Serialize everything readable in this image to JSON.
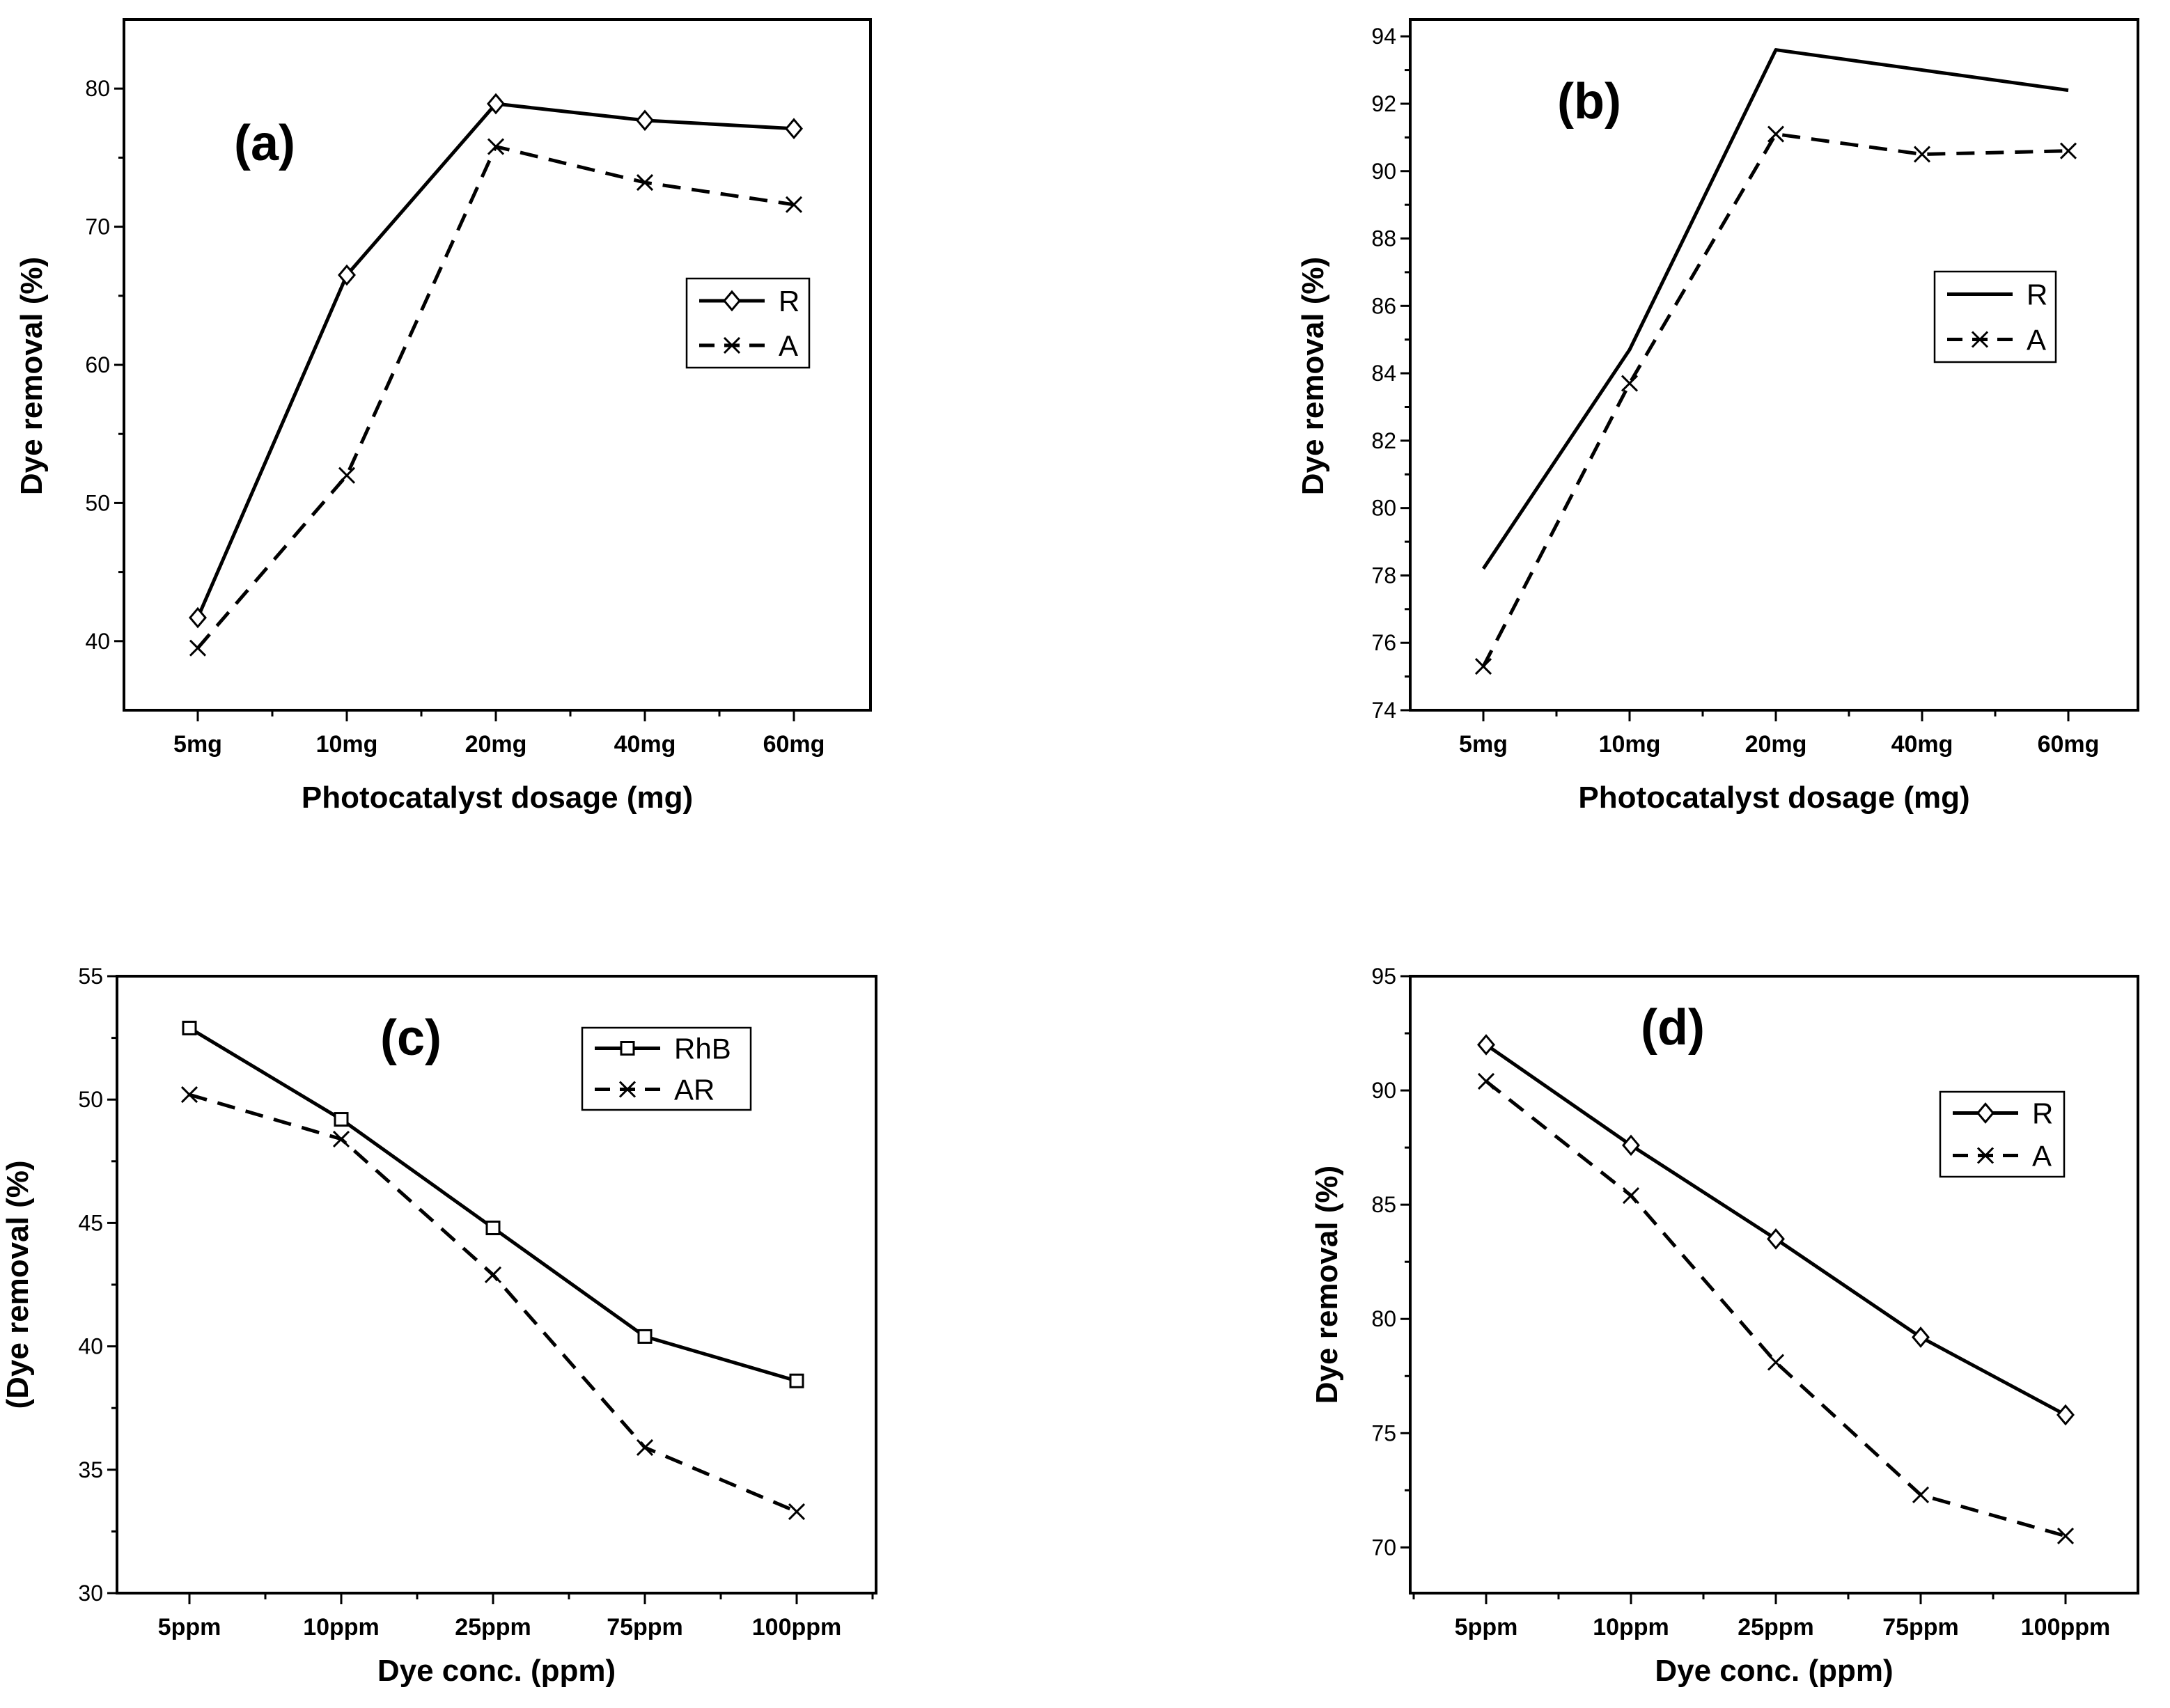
{
  "chart_data": [
    {
      "id": "a",
      "type": "line",
      "panel_label": "(a)",
      "xlabel": "Photocatalyst dosage (mg)",
      "ylabel": "Dye removal (%)",
      "categories": [
        "5mg",
        "10mg",
        "20mg",
        "40mg",
        "60mg"
      ],
      "ylim": [
        35,
        85
      ],
      "yticks": [
        40,
        50,
        60,
        70,
        80
      ],
      "legend_position": "center-right",
      "series": [
        {
          "name": "R",
          "style": "solid",
          "marker": "diamond",
          "values": [
            41.7,
            66.5,
            78.9,
            77.7,
            77.1
          ]
        },
        {
          "name": "A",
          "style": "dashed",
          "marker": "x",
          "values": [
            39.5,
            52.0,
            75.8,
            73.2,
            71.6
          ]
        }
      ]
    },
    {
      "id": "b",
      "type": "line",
      "panel_label": "(b)",
      "xlabel": "Photocatalyst dosage (mg)",
      "ylabel": "Dye removal (%)",
      "categories": [
        "5mg",
        "10mg",
        "20mg",
        "40mg",
        "60mg"
      ],
      "ylim": [
        74,
        94.5
      ],
      "yticks": [
        74,
        76,
        78,
        80,
        82,
        84,
        86,
        88,
        90,
        92,
        94
      ],
      "legend_position": "center-right",
      "series": [
        {
          "name": "R",
          "style": "solid",
          "marker": "none",
          "values": [
            78.2,
            84.7,
            93.6,
            93.0,
            92.4
          ]
        },
        {
          "name": "A",
          "style": "dashed",
          "marker": "x",
          "values": [
            75.3,
            83.7,
            91.1,
            90.5,
            90.6
          ]
        }
      ]
    },
    {
      "id": "c",
      "type": "line",
      "panel_label": "(c)",
      "xlabel": "Dye conc. (ppm)",
      "ylabel": "(Dye removal (%)",
      "categories": [
        "5ppm",
        "10ppm",
        "25ppm",
        "75ppm",
        "100ppm"
      ],
      "ylim": [
        30,
        55
      ],
      "yticks": [
        30,
        35,
        40,
        45,
        50,
        55
      ],
      "legend_position": "top-right",
      "series": [
        {
          "name": "RhB",
          "style": "solid",
          "marker": "square",
          "values": [
            52.9,
            49.2,
            44.8,
            40.4,
            38.6
          ]
        },
        {
          "name": "AR",
          "style": "dashed",
          "marker": "x",
          "values": [
            50.2,
            48.4,
            42.9,
            35.9,
            33.3
          ]
        }
      ]
    },
    {
      "id": "d",
      "type": "line",
      "panel_label": "(d)",
      "xlabel": "Dye conc. (ppm)",
      "ylabel": "Dye removal (%)",
      "categories": [
        "5ppm",
        "10ppm",
        "25ppm",
        "75ppm",
        "100ppm"
      ],
      "ylim": [
        68,
        95
      ],
      "yticks": [
        70,
        75,
        80,
        85,
        90,
        95
      ],
      "legend_position": "center-right",
      "series": [
        {
          "name": "R",
          "style": "solid",
          "marker": "diamond",
          "values": [
            92.0,
            87.6,
            83.5,
            79.2,
            75.8
          ]
        },
        {
          "name": "A",
          "style": "dashed",
          "marker": "x",
          "values": [
            90.4,
            85.4,
            78.1,
            72.3,
            70.5
          ]
        }
      ]
    }
  ]
}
**********
WHAT THE TASK REQUIRES ▸ Transcribe every record above exactly, leaving out the pictures.

SOLUTION TO THIS EXERCISE ▸
Serialize everything readable in this image to JSON.
{
  "chart_data": [
    {
      "id": "a",
      "type": "line",
      "panel_label": "(a)",
      "xlabel": "Photocatalyst dosage (mg)",
      "ylabel": "Dye removal (%)",
      "categories": [
        "5mg",
        "10mg",
        "20mg",
        "40mg",
        "60mg"
      ],
      "ylim": [
        35,
        85
      ],
      "yticks": [
        40,
        50,
        60,
        70,
        80
      ],
      "legend_position": "center-right",
      "series": [
        {
          "name": "R",
          "style": "solid",
          "marker": "diamond",
          "values": [
            41.7,
            66.5,
            78.9,
            77.7,
            77.1
          ]
        },
        {
          "name": "A",
          "style": "dashed",
          "marker": "x",
          "values": [
            39.5,
            52.0,
            75.8,
            73.2,
            71.6
          ]
        }
      ]
    },
    {
      "id": "b",
      "type": "line",
      "panel_label": "(b)",
      "xlabel": "Photocatalyst dosage (mg)",
      "ylabel": "Dye removal (%)",
      "categories": [
        "5mg",
        "10mg",
        "20mg",
        "40mg",
        "60mg"
      ],
      "ylim": [
        74,
        94.5
      ],
      "yticks": [
        74,
        76,
        78,
        80,
        82,
        84,
        86,
        88,
        90,
        92,
        94
      ],
      "legend_position": "center-right",
      "series": [
        {
          "name": "R",
          "style": "solid",
          "marker": "none",
          "values": [
            78.2,
            84.7,
            93.6,
            93.0,
            92.4
          ]
        },
        {
          "name": "A",
          "style": "dashed",
          "marker": "x",
          "values": [
            75.3,
            83.7,
            91.1,
            90.5,
            90.6
          ]
        }
      ]
    },
    {
      "id": "c",
      "type": "line",
      "panel_label": "(c)",
      "xlabel": "Dye conc. (ppm)",
      "ylabel": "(Dye removal (%)",
      "categories": [
        "5ppm",
        "10ppm",
        "25ppm",
        "75ppm",
        "100ppm"
      ],
      "ylim": [
        30,
        55
      ],
      "yticks": [
        30,
        35,
        40,
        45,
        50,
        55
      ],
      "legend_position": "top-right",
      "series": [
        {
          "name": "RhB",
          "style": "solid",
          "marker": "square",
          "values": [
            52.9,
            49.2,
            44.8,
            40.4,
            38.6
          ]
        },
        {
          "name": "AR",
          "style": "dashed",
          "marker": "x",
          "values": [
            50.2,
            48.4,
            42.9,
            35.9,
            33.3
          ]
        }
      ]
    },
    {
      "id": "d",
      "type": "line",
      "panel_label": "(d)",
      "xlabel": "Dye conc. (ppm)",
      "ylabel": "Dye removal (%)",
      "categories": [
        "5ppm",
        "10ppm",
        "25ppm",
        "75ppm",
        "100ppm"
      ],
      "ylim": [
        68,
        95
      ],
      "yticks": [
        70,
        75,
        80,
        85,
        90,
        95
      ],
      "legend_position": "center-right",
      "series": [
        {
          "name": "R",
          "style": "solid",
          "marker": "diamond",
          "values": [
            92.0,
            87.6,
            83.5,
            79.2,
            75.8
          ]
        },
        {
          "name": "A",
          "style": "dashed",
          "marker": "x",
          "values": [
            90.4,
            85.4,
            78.1,
            72.3,
            70.5
          ]
        }
      ]
    }
  ]
}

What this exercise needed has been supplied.